Exercise goal
Extract each line where the string "BINANCE" shows up.

(Dataset records on visual material)

----

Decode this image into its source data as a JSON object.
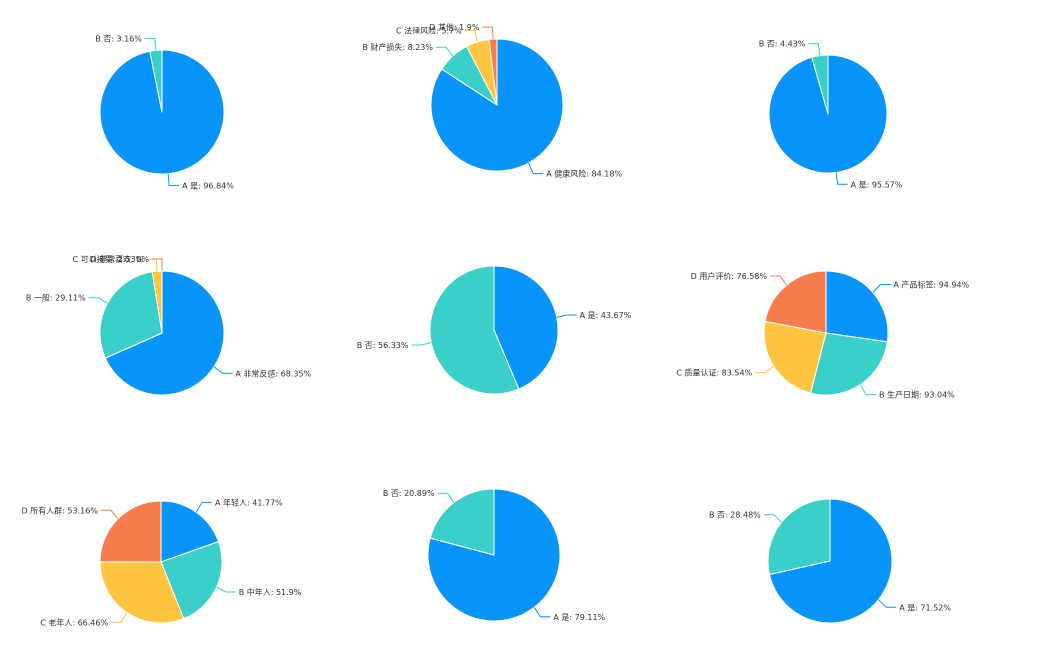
{
  "colors": [
    "#0894fb",
    "#3acfc8",
    "#ffc541",
    "#f97d4c"
  ],
  "chart_data": [
    {
      "type": "pie",
      "slices": [
        {
          "label": "A 是",
          "value": 96.84
        },
        {
          "label": "B 否",
          "value": 3.16
        }
      ]
    },
    {
      "type": "pie",
      "slices": [
        {
          "label": "A 健康风险",
          "value": 84.18
        },
        {
          "label": "B 财产损失",
          "value": 8.23
        },
        {
          "label": "C 法律风险",
          "value": 5.7
        },
        {
          "label": "D 其他",
          "value": 1.9
        }
      ]
    },
    {
      "type": "pie",
      "slices": [
        {
          "label": "A 是",
          "value": 95.57
        },
        {
          "label": "B 否",
          "value": 4.43
        }
      ]
    },
    {
      "type": "pie",
      "slices": [
        {
          "label": "A 非常反感",
          "value": 68.35
        },
        {
          "label": "B 一般",
          "value": 29.11
        },
        {
          "label": "C 可以接受",
          "value": 2.53
        },
        {
          "label": "D 非常喜欢",
          "value": 0
        }
      ]
    },
    {
      "type": "pie",
      "slices": [
        {
          "label": "A 是",
          "value": 43.67
        },
        {
          "label": "B 否",
          "value": 56.33
        }
      ]
    },
    {
      "type": "pie",
      "slices": [
        {
          "label": "A 产品标签",
          "value": 94.94
        },
        {
          "label": "B 生产日期",
          "value": 93.04
        },
        {
          "label": "C 质量认证",
          "value": 83.54
        },
        {
          "label": "D 用户评价",
          "value": 76.58
        }
      ]
    },
    {
      "type": "pie",
      "slices": [
        {
          "label": "A 年轻人",
          "value": 41.77
        },
        {
          "label": "B 中年人",
          "value": 51.9
        },
        {
          "label": "C 老年人",
          "value": 66.46
        },
        {
          "label": "D 所有人群",
          "value": 53.16
        }
      ]
    },
    {
      "type": "pie",
      "slices": [
        {
          "label": "A 是",
          "value": 79.11
        },
        {
          "label": "B 否",
          "value": 20.89
        }
      ]
    },
    {
      "type": "pie",
      "slices": [
        {
          "label": "A 是",
          "value": 71.52
        },
        {
          "label": "B 否",
          "value": 28.48
        }
      ]
    }
  ]
}
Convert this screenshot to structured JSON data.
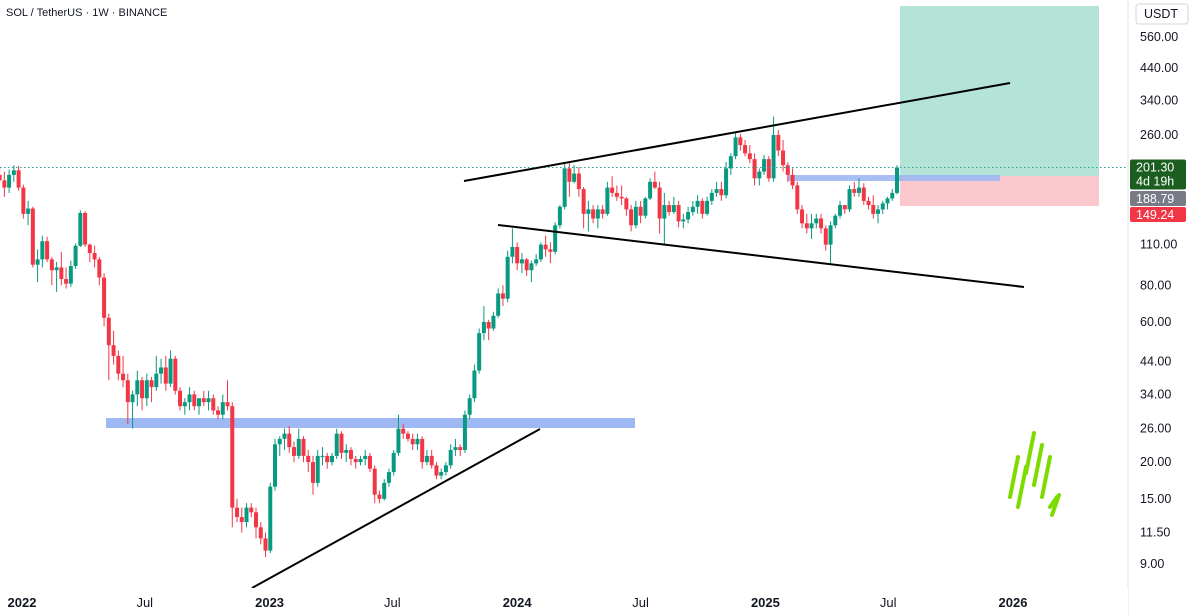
{
  "header": {
    "title": "SOL / TetherUS · 1W · BINANCE"
  },
  "axis": {
    "currency": "USDT"
  },
  "chart_data": {
    "type": "candlestick",
    "symbol": "SOL / TetherUS",
    "interval": "1W",
    "exchange": "BINANCE",
    "scale": "log",
    "y_ticks": [
      560,
      440,
      340,
      260,
      110,
      80,
      60,
      44,
      34,
      26,
      20,
      15,
      11.5,
      9
    ],
    "y_tick_labels": [
      "560.00",
      "440.00",
      "340.00",
      "260.00",
      "110.00",
      "80.00",
      "60.00",
      "44.00",
      "34.00",
      "26.00",
      "20.00",
      "15.00",
      "11.50",
      "9.00"
    ],
    "x_ticks": [
      {
        "label": "2022",
        "date": "2022-01-01",
        "year": true
      },
      {
        "label": "Jul",
        "date": "2022-07-01",
        "year": false
      },
      {
        "label": "2023",
        "date": "2023-01-01",
        "year": true
      },
      {
        "label": "Jul",
        "date": "2023-07-01",
        "year": false
      },
      {
        "label": "2024",
        "date": "2024-01-01",
        "year": true
      },
      {
        "label": "Jul",
        "date": "2024-07-01",
        "year": false
      },
      {
        "label": "2025",
        "date": "2025-01-01",
        "year": true
      },
      {
        "label": "Jul",
        "date": "2025-07-01",
        "year": false
      },
      {
        "label": "2026",
        "date": "2026-01-01",
        "year": true
      }
    ],
    "price_tags": [
      {
        "label": "201.30",
        "sub": "4d 19h",
        "value": 201.3,
        "color": "#1b5e20"
      },
      {
        "label": "188.79",
        "value": 188.79,
        "color": "#787b86"
      },
      {
        "label": "149.24",
        "value": 149.24,
        "color": "#f23645"
      }
    ],
    "last_price": 201.3,
    "candles": [
      [
        "2021-11-29",
        190,
        205,
        178,
        182
      ],
      [
        "2021-12-06",
        182,
        195,
        160,
        172
      ],
      [
        "2021-12-13",
        172,
        198,
        165,
        190
      ],
      [
        "2021-12-20",
        190,
        205,
        180,
        197
      ],
      [
        "2021-12-27",
        197,
        204,
        168,
        172
      ],
      [
        "2022-01-03",
        172,
        176,
        135,
        140
      ],
      [
        "2022-01-10",
        140,
        155,
        128,
        146
      ],
      [
        "2022-01-17",
        146,
        148,
        92,
        94
      ],
      [
        "2022-01-24",
        94,
        106,
        82,
        98
      ],
      [
        "2022-01-31",
        98,
        118,
        92,
        113
      ],
      [
        "2022-02-07",
        113,
        117,
        96,
        98
      ],
      [
        "2022-02-14",
        98,
        100,
        80,
        90
      ],
      [
        "2022-02-21",
        90,
        96,
        76,
        92
      ],
      [
        "2022-02-28",
        92,
        104,
        80,
        84
      ],
      [
        "2022-03-07",
        84,
        92,
        78,
        81
      ],
      [
        "2022-03-14",
        81,
        97,
        79,
        93
      ],
      [
        "2022-03-21",
        93,
        111,
        91,
        109
      ],
      [
        "2022-03-28",
        109,
        144,
        108,
        141
      ],
      [
        "2022-04-04",
        141,
        143,
        108,
        110
      ],
      [
        "2022-04-11",
        110,
        111,
        96,
        103
      ],
      [
        "2022-04-18",
        103,
        109,
        92,
        98
      ],
      [
        "2022-04-25",
        98,
        100,
        80,
        85
      ],
      [
        "2022-05-02",
        85,
        88,
        58,
        62
      ],
      [
        "2022-05-09",
        62,
        64,
        38,
        50
      ],
      [
        "2022-05-16",
        50,
        56,
        43,
        46
      ],
      [
        "2022-05-23",
        46,
        48,
        38,
        40
      ],
      [
        "2022-05-30",
        40,
        46,
        36,
        38
      ],
      [
        "2022-06-06",
        38,
        40,
        27,
        32
      ],
      [
        "2022-06-13",
        32,
        35,
        26,
        34
      ],
      [
        "2022-06-20",
        34,
        41,
        31,
        38
      ],
      [
        "2022-06-27",
        38,
        39,
        30,
        33
      ],
      [
        "2022-07-04",
        33,
        40,
        31,
        38
      ],
      [
        "2022-07-11",
        38,
        39,
        32,
        36
      ],
      [
        "2022-07-18",
        36,
        46,
        35,
        40
      ],
      [
        "2022-07-25",
        40,
        45,
        37,
        42
      ],
      [
        "2022-08-01",
        42,
        46,
        35,
        37
      ],
      [
        "2022-08-08",
        37,
        48,
        36,
        45
      ],
      [
        "2022-08-15",
        45,
        46,
        34,
        35
      ],
      [
        "2022-08-22",
        35,
        36,
        30,
        31
      ],
      [
        "2022-08-29",
        31,
        33,
        29,
        32
      ],
      [
        "2022-09-05",
        32,
        36,
        30,
        34
      ],
      [
        "2022-09-12",
        34,
        35,
        30,
        31
      ],
      [
        "2022-09-19",
        31,
        33,
        29,
        33
      ],
      [
        "2022-09-26",
        33,
        35,
        31,
        32
      ],
      [
        "2022-10-03",
        32,
        35,
        30,
        33
      ],
      [
        "2022-10-10",
        33,
        34,
        29,
        30
      ],
      [
        "2022-10-17",
        30,
        31,
        28,
        29
      ],
      [
        "2022-10-24",
        29,
        34,
        28,
        32
      ],
      [
        "2022-10-31",
        32,
        38,
        30,
        31
      ],
      [
        "2022-11-07",
        31,
        32,
        12,
        14
      ],
      [
        "2022-11-14",
        14,
        15,
        12.5,
        13
      ],
      [
        "2022-11-21",
        13,
        14,
        11.5,
        12.5
      ],
      [
        "2022-11-28",
        12.5,
        14.5,
        12,
        14
      ],
      [
        "2022-12-05",
        14,
        14.5,
        13,
        13.5
      ],
      [
        "2022-12-12",
        13.5,
        14,
        11,
        12
      ],
      [
        "2022-12-19",
        12,
        12.5,
        10.5,
        11
      ],
      [
        "2022-12-26",
        11,
        11.5,
        9.5,
        10
      ],
      [
        "2023-01-02",
        10,
        17,
        9.8,
        16.5
      ],
      [
        "2023-01-09",
        16.5,
        24,
        16,
        23
      ],
      [
        "2023-01-16",
        23,
        24.5,
        21,
        24
      ],
      [
        "2023-01-23",
        24,
        26,
        22,
        25
      ],
      [
        "2023-01-30",
        25,
        26.5,
        21.5,
        22.5
      ],
      [
        "2023-02-06",
        22.5,
        23.5,
        20,
        21
      ],
      [
        "2023-02-13",
        21,
        26,
        20.5,
        24
      ],
      [
        "2023-02-20",
        24,
        24.5,
        20,
        21
      ],
      [
        "2023-02-27",
        21,
        22,
        18.5,
        20
      ],
      [
        "2023-03-06",
        20,
        21,
        15.5,
        17
      ],
      [
        "2023-03-13",
        17,
        22,
        16.5,
        21
      ],
      [
        "2023-03-20",
        21,
        22.5,
        19.5,
        21
      ],
      [
        "2023-03-27",
        21,
        21.5,
        19,
        20
      ],
      [
        "2023-04-03",
        20,
        21.5,
        19.5,
        21
      ],
      [
        "2023-04-10",
        21,
        26,
        20.5,
        25
      ],
      [
        "2023-04-17",
        25,
        25.5,
        20.5,
        21.5
      ],
      [
        "2023-04-24",
        21.5,
        23,
        20,
        22
      ],
      [
        "2023-05-01",
        22,
        22.5,
        19.5,
        20.5
      ],
      [
        "2023-05-08",
        20.5,
        21,
        19,
        20
      ],
      [
        "2023-05-15",
        20,
        21,
        19.5,
        20.5
      ],
      [
        "2023-05-22",
        20.5,
        22,
        19.5,
        21
      ],
      [
        "2023-05-29",
        21,
        21.5,
        18.5,
        19
      ],
      [
        "2023-06-05",
        19,
        19.5,
        14.5,
        15.5
      ],
      [
        "2023-06-12",
        15.5,
        16,
        14.5,
        15
      ],
      [
        "2023-06-19",
        15,
        17.5,
        14.8,
        17
      ],
      [
        "2023-06-26",
        17,
        19,
        16.5,
        18.5
      ],
      [
        "2023-07-03",
        18.5,
        22,
        18,
        21.5
      ],
      [
        "2023-07-10",
        21.5,
        29,
        21,
        26
      ],
      [
        "2023-07-17",
        26,
        27,
        24,
        25
      ],
      [
        "2023-07-24",
        25,
        25.5,
        23.5,
        24
      ],
      [
        "2023-07-31",
        24,
        25,
        22,
        23
      ],
      [
        "2023-08-07",
        23,
        25,
        22,
        24
      ],
      [
        "2023-08-14",
        24,
        24.5,
        19,
        20
      ],
      [
        "2023-08-21",
        20,
        22,
        19.5,
        21
      ],
      [
        "2023-08-28",
        21,
        22,
        19,
        19.5
      ],
      [
        "2023-09-04",
        19.5,
        20,
        17.5,
        18
      ],
      [
        "2023-09-11",
        18,
        19,
        17.5,
        18.5
      ],
      [
        "2023-09-18",
        18.5,
        20,
        18,
        19.5
      ],
      [
        "2023-09-25",
        19.5,
        23,
        19,
        22
      ],
      [
        "2023-10-02",
        22,
        24,
        21,
        22.5
      ],
      [
        "2023-10-09",
        22.5,
        23,
        21,
        22
      ],
      [
        "2023-10-16",
        22,
        30,
        21.5,
        29
      ],
      [
        "2023-10-23",
        29,
        34,
        28,
        33
      ],
      [
        "2023-10-30",
        33,
        43,
        32,
        41
      ],
      [
        "2023-11-06",
        41,
        57,
        40,
        55
      ],
      [
        "2023-11-13",
        55,
        68,
        52,
        60
      ],
      [
        "2023-11-20",
        60,
        61,
        52,
        57
      ],
      [
        "2023-11-27",
        57,
        65,
        56,
        63
      ],
      [
        "2023-12-04",
        63,
        78,
        62,
        75
      ],
      [
        "2023-12-11",
        75,
        80,
        68,
        72
      ],
      [
        "2023-12-18",
        72,
        105,
        70,
        100
      ],
      [
        "2023-12-25",
        100,
        125,
        95,
        108
      ],
      [
        "2024-01-01",
        108,
        112,
        90,
        95
      ],
      [
        "2024-01-08",
        95,
        103,
        88,
        98
      ],
      [
        "2024-01-15",
        98,
        99,
        86,
        90
      ],
      [
        "2024-01-22",
        90,
        97,
        82,
        95
      ],
      [
        "2024-01-29",
        95,
        102,
        93,
        98
      ],
      [
        "2024-02-05",
        98,
        112,
        96,
        110
      ],
      [
        "2024-02-12",
        110,
        118,
        100,
        106
      ],
      [
        "2024-02-19",
        106,
        112,
        95,
        104
      ],
      [
        "2024-02-26",
        104,
        131,
        102,
        128
      ],
      [
        "2024-03-04",
        128,
        150,
        125,
        148
      ],
      [
        "2024-03-11",
        148,
        210,
        145,
        200
      ],
      [
        "2024-03-18",
        200,
        210,
        160,
        180
      ],
      [
        "2024-03-25",
        180,
        205,
        178,
        192
      ],
      [
        "2024-04-01",
        192,
        202,
        160,
        170
      ],
      [
        "2024-04-08",
        170,
        173,
        125,
        140
      ],
      [
        "2024-04-15",
        140,
        155,
        122,
        145
      ],
      [
        "2024-04-22",
        145,
        150,
        130,
        135
      ],
      [
        "2024-04-29",
        135,
        150,
        125,
        145
      ],
      [
        "2024-05-06",
        145,
        150,
        135,
        140
      ],
      [
        "2024-05-13",
        140,
        180,
        138,
        172
      ],
      [
        "2024-05-20",
        172,
        188,
        160,
        165
      ],
      [
        "2024-05-27",
        165,
        175,
        155,
        160
      ],
      [
        "2024-06-03",
        160,
        175,
        150,
        158
      ],
      [
        "2024-06-10",
        158,
        160,
        138,
        145
      ],
      [
        "2024-06-17",
        145,
        150,
        122,
        128
      ],
      [
        "2024-06-24",
        128,
        155,
        125,
        148
      ],
      [
        "2024-07-01",
        148,
        155,
        130,
        138
      ],
      [
        "2024-07-08",
        138,
        160,
        135,
        158
      ],
      [
        "2024-07-15",
        158,
        185,
        156,
        180
      ],
      [
        "2024-07-22",
        180,
        195,
        170,
        172
      ],
      [
        "2024-07-29",
        172,
        180,
        120,
        135
      ],
      [
        "2024-08-05",
        135,
        165,
        110,
        150
      ],
      [
        "2024-08-12",
        150,
        155,
        138,
        142
      ],
      [
        "2024-08-19",
        142,
        160,
        140,
        150
      ],
      [
        "2024-08-26",
        150,
        155,
        126,
        132
      ],
      [
        "2024-09-02",
        132,
        140,
        125,
        134
      ],
      [
        "2024-09-09",
        134,
        148,
        130,
        142
      ],
      [
        "2024-09-16",
        142,
        155,
        138,
        148
      ],
      [
        "2024-09-23",
        148,
        162,
        140,
        155
      ],
      [
        "2024-09-30",
        155,
        158,
        135,
        140
      ],
      [
        "2024-10-07",
        140,
        160,
        138,
        155
      ],
      [
        "2024-10-14",
        155,
        170,
        150,
        165
      ],
      [
        "2024-10-21",
        165,
        180,
        160,
        170
      ],
      [
        "2024-10-28",
        170,
        180,
        155,
        162
      ],
      [
        "2024-11-04",
        162,
        210,
        158,
        200
      ],
      [
        "2024-11-11",
        200,
        225,
        190,
        220
      ],
      [
        "2024-11-18",
        220,
        265,
        215,
        255
      ],
      [
        "2024-11-25",
        255,
        262,
        230,
        240
      ],
      [
        "2024-12-02",
        240,
        250,
        220,
        225
      ],
      [
        "2024-12-09",
        225,
        240,
        208,
        215
      ],
      [
        "2024-12-16",
        215,
        225,
        175,
        185
      ],
      [
        "2024-12-23",
        185,
        200,
        175,
        195
      ],
      [
        "2024-12-30",
        195,
        222,
        190,
        215
      ],
      [
        "2025-01-06",
        215,
        220,
        180,
        185
      ],
      [
        "2025-01-13",
        185,
        300,
        180,
        260
      ],
      [
        "2025-01-20",
        260,
        270,
        220,
        230
      ],
      [
        "2025-01-27",
        230,
        250,
        195,
        205
      ],
      [
        "2025-02-03",
        205,
        210,
        180,
        190
      ],
      [
        "2025-02-10",
        190,
        200,
        170,
        175
      ],
      [
        "2025-02-17",
        175,
        180,
        140,
        145
      ],
      [
        "2025-02-24",
        145,
        150,
        125,
        130
      ],
      [
        "2025-03-03",
        130,
        140,
        120,
        125
      ],
      [
        "2025-03-10",
        125,
        140,
        115,
        130
      ],
      [
        "2025-03-17",
        130,
        140,
        125,
        135
      ],
      [
        "2025-03-24",
        135,
        140,
        120,
        125
      ],
      [
        "2025-03-31",
        125,
        128,
        105,
        110
      ],
      [
        "2025-04-07",
        110,
        132,
        95,
        128
      ],
      [
        "2025-04-14",
        128,
        140,
        125,
        138
      ],
      [
        "2025-04-21",
        138,
        155,
        135,
        150
      ],
      [
        "2025-04-28",
        150,
        150,
        140,
        145
      ],
      [
        "2025-05-05",
        145,
        175,
        142,
        170
      ],
      [
        "2025-05-12",
        170,
        180,
        160,
        165
      ],
      [
        "2025-05-19",
        165,
        185,
        160,
        172
      ],
      [
        "2025-05-26",
        172,
        178,
        150,
        155
      ],
      [
        "2025-06-02",
        155,
        160,
        145,
        150
      ],
      [
        "2025-06-09",
        150,
        162,
        135,
        140
      ],
      [
        "2025-06-16",
        140,
        150,
        130,
        145
      ],
      [
        "2025-06-23",
        145,
        155,
        140,
        152
      ],
      [
        "2025-06-30",
        152,
        160,
        145,
        158
      ],
      [
        "2025-07-07",
        158,
        170,
        155,
        165
      ],
      [
        "2025-07-14",
        165,
        205,
        163,
        201.3
      ]
    ]
  },
  "colors": {
    "up": "#089981",
    "down": "#f23645",
    "zone": "#9db8f3",
    "target": "#b4e3d7",
    "stop": "#fbc8cd",
    "trend": "#000000",
    "watermark": "#7ddb00",
    "last_line": "#26a69a"
  }
}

----

In response
    "title": "SOL / TetherUS · 1W · BINANCE"
    "exchange": "BINANCE",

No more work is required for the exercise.